- [Collected data]
** Begin **

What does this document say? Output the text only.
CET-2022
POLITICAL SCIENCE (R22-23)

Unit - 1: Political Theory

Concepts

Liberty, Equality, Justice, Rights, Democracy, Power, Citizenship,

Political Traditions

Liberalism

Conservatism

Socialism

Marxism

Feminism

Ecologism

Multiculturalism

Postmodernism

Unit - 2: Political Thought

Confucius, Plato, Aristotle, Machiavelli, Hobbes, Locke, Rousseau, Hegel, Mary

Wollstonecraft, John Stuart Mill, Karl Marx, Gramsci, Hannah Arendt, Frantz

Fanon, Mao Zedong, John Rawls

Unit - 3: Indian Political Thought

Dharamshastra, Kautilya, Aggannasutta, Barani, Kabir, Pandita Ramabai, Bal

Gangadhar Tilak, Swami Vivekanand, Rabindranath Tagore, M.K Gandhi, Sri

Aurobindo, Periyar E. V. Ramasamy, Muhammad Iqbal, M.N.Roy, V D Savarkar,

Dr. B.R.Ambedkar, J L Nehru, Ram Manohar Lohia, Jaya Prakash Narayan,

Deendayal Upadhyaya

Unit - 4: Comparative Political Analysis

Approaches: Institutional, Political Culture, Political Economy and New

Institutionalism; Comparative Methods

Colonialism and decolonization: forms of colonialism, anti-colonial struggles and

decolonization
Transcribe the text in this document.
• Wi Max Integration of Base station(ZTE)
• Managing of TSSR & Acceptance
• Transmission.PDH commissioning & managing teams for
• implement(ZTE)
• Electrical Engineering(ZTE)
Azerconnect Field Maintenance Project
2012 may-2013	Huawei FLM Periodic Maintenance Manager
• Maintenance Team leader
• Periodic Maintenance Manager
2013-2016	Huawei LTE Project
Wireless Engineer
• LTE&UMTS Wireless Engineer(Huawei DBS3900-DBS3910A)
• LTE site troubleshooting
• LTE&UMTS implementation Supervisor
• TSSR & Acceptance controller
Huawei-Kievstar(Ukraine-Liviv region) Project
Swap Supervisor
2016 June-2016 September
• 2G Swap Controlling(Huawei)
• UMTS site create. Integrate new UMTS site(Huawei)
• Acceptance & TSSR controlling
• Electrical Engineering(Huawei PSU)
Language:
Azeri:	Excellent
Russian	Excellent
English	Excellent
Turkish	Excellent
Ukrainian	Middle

** End **

- [Exercise prompt]
Return every line of the material exactly.

- [Output of the exercise]
What does this document say? Output the text only.
CET-2022
POLITICAL SCIENCE (R22-23)

Unit - 1: Political Theory

Concepts

Liberty, Equality, Justice, Rights, Democracy, Power, Citizenship,

Political Traditions

Liberalism

Conservatism

Socialism

Marxism

Feminism

Ecologism

Multiculturalism

Postmodernism

Unit - 2: Political Thought

Confucius, Plato, Aristotle, Machiavelli, Hobbes, Locke, Rousseau, Hegel, Mary

Wollstonecraft, John Stuart Mill, Karl Marx, Gramsci, Hannah Arendt, Frantz

Fanon, Mao Zedong, John Rawls

Unit - 3: Indian Political Thought

Dharamshastra, Kautilya, Aggannasutta, Barani, Kabir, Pandita Ramabai, Bal

Gangadhar Tilak, Swami Vivekanand, Rabindranath Tagore, M.K Gandhi, Sri

Aurobindo, Periyar E. V. Ramasamy, Muhammad Iqbal, M.N.Roy, V D Savarkar,

Dr. B.R.Ambedkar, J L Nehru, Ram Manohar Lohia, Jaya Prakash Narayan,

Deendayal Upadhyaya

Unit - 4: Comparative Political Analysis

Approaches: Institutional, Political Culture, Political Economy and New

Institutionalism; Comparative Methods

Colonialism and decolonization: forms of colonialism, anti-colonial struggles and

decolonization
Transcribe the text in this document.
• Wi Max Integration of Base station(ZTE)
• Managing of TSSR & Acceptance
• Transmission.PDH commissioning & managing teams for
• implement(ZTE)
• Electrical Engineering(ZTE)
Azerconnect Field Maintenance Project
2012 may-2013	Huawei FLM Periodic Maintenance Manager
• Maintenance Team leader
• Periodic Maintenance Manager
2013-2016	Huawei LTE Project
Wireless Engineer
• LTE&UMTS Wireless Engineer(Huawei DBS3900-DBS3910A)
• LTE site troubleshooting
• LTE&UMTS implementation Supervisor
• TSSR & Acceptance controller
Huawei-Kievstar(Ukraine-Liviv region) Project
Swap Supervisor
2016 June-2016 September
• 2G Swap Controlling(Huawei)
• UMTS site create. Integrate new UMTS site(Huawei)
• Acceptance & TSSR controlling
• Electrical Engineering(Huawei PSU)
Language:
Azeri:	Excellent
Russian	Excellent
English	Excellent
Turkish	Excellent
Ukrainian	Middle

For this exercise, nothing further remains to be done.